→ WORK INSTRUCTIONS
Reproduce the stretch of the Stage 2 LSTM write-up from "### Possible Outcomes" through "why* complexity helps." without changing anything.

Daily stock returns are **extremely noisy**. The signal-to-noise ratio is very low. You should expect:

- **MAE and RMSE** close to (but hopefully slightly below) the Stage 1 baselines
- **Directional accuracy** in the range of **48–54%** — even 52% is meaningful
- **LSTM-Raw will likely underperform** — 1 feature × 20 steps gives the network very little to work with given limited training data (~2,500 samples)
- **LSTM-Feat will likely perform best** — pre-computed rolling statistics compensate for the small dataset by injecting domain knowledge
- **LSTM-OHLCV is the interesting middle ground** — if it matches LSTM-Feat, it means the LSTM can extract useful patterns from raw market structure without hand-holding

### Possible Outcomes and Interpretation

| Outcome | What It Means |
|---------|---------------|
| LSTM-Feat > LSTM-OHLCV > LSTM-Raw | Feature engineering helps; the network can't efficiently rediscover rolling statistics from limited data |
| LSTM-OHLCV ≈ LSTM-Feat > LSTM-Raw | The LSTM learns its own features from rich raw data, but needs more than just returns |
| All three ≈ Stage 1 baselines | Daily returns are too noisy for LSTMs to add value over simple models (an honest and valid finding) |
| LSTM-Raw > others | The engineered features were actually adding noise; pure signal is better (unlikely but possible) |

**Any of these outcomes is a valid and interesting result.** The goal is not to "win" but to understand *when and why* complexity helps.

---

## Outputs

### Files

| File | Description |
|------|-------------|
| `stage2_results.csv` | MAE, RMSE, DirAcc for every (ticker, variant) pair |
| `stage2_all_predictions.csv` | Actual vs predicted values for all test days |

### Plots

| Plot | What It Shows |
|------|---------------|
| `stage2_ablation_bars.png` | Mean MAE / RMSE / DirAcc across tickers for each variant |
| `stage2_ablation_per_ticker.png` | Grouped bar chart — RMSE by ticker with all 3 variants side by side |
| `stage2_ablation_curves.png` | Training vs validation loss over epochs (convergence and overfitting) |
| `stage2_ablation_predictions.png` | Actual vs predicted returns for a demo ticker (all 3 variants overlaid) |
| `stage2_ablation_heatmap.png` | Directional accuracy heatmap — ticker × variant |
| `stage2_full_comparison.png` | Combined comparison with Stage 1 baselines (if `stage1_results.csv` exists) |

---

## Connection to Other Stages

```
Stage 1: Baselines ──────────── "Can simple models predict returns?"
    │
Stage 2: LSTM (you are here) ── "Does sequential deep learning help?
    │                             Does feature engineering matter?"
    │
Stage 3: Transformer ────────── "Do attention mechanisms over the
    │                             sequence add value over LSTMs?"
    │
Stage 4: Probabilistic ──────── "Can we predict uncertainty,
    │                             not just point estimates?"
    │
Stage 5: Foundation Models ──── "Can a pretrained model match
    │                             custom-trained ones?"
    │
Stage 6: Latent Space ───────── "What structure exists in the
    │                             learned representations?"
    │
Stage 7: Final Comparison ───── "What did we learn?"
```

---

## How to Run

```bash
# Make sure Stage 1 has been run first (for comparison)
python stage1_baselines.py

# Run Stage 2
python stage2_lstm_ablation.py
```

**Requirements:** Python 3.9+, PyTorch, yfinance, scikit-learn, pandas, numpy, matplotlib, tqdm

**Runtime:** ~15–30 minutes on CPU (12 tickers × 3 variants), ~5 minutes on GPU.

→ DATASET RECORDS

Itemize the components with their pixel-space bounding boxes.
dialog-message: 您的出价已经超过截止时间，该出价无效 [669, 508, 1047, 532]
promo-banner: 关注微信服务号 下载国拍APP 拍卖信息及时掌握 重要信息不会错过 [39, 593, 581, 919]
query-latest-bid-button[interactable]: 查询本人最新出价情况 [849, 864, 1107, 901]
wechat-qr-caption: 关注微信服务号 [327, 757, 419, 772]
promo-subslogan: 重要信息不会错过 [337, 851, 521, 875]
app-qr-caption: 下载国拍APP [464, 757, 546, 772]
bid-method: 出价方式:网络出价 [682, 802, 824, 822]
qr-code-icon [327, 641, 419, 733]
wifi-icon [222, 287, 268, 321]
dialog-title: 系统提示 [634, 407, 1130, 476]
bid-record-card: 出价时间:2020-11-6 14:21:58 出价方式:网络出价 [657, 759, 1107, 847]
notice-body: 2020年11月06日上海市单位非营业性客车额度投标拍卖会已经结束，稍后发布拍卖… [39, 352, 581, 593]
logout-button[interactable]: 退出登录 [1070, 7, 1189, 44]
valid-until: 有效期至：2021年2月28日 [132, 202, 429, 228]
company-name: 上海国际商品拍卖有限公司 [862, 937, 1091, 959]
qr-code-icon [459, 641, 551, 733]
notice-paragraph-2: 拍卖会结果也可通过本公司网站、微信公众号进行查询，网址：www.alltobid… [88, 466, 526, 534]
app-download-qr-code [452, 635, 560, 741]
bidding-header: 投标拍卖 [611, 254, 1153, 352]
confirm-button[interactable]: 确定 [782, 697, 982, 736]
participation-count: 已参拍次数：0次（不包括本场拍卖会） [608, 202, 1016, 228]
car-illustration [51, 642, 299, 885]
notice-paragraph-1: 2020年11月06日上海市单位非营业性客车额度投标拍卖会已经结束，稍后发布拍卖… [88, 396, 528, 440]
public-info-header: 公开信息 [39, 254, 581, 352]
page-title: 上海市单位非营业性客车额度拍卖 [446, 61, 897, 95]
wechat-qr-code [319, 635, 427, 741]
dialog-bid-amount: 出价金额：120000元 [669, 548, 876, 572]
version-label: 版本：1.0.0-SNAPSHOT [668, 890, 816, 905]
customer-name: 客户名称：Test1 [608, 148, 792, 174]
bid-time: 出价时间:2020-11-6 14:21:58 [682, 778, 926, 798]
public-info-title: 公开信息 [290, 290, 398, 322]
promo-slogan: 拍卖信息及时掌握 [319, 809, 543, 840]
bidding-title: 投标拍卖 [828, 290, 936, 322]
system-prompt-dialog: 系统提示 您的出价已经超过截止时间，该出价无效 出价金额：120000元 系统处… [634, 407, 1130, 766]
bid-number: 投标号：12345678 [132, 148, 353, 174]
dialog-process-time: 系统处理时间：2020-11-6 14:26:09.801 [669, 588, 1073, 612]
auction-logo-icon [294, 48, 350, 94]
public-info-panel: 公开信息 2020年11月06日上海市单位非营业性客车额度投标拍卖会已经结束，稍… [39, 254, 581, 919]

→ REPLY
### Possible Outcomes and Interpretation

| Outcome | What It Means |
|---------|---------------|
| LSTM-Feat > LSTM-OHLCV > LSTM-Raw | Feature engineering helps; the network can't efficiently rediscover rolling statistics from limited data |
| LSTM-OHLCV ≈ LSTM-Feat > LSTM-Raw | The LSTM learns its own features from rich raw data, but needs more than just returns |
| All three ≈ Stage 1 baselines | Daily returns are too noisy for LSTMs to add value over simple models (an honest and valid finding) |
| LSTM-Raw > others | The engineered features were actually adding noise; pure signal is better (unlikely but possible) |

**Any of these outcomes is a valid and interesting result.** The goal is not to "win" but to understand *when and why* complexity helps.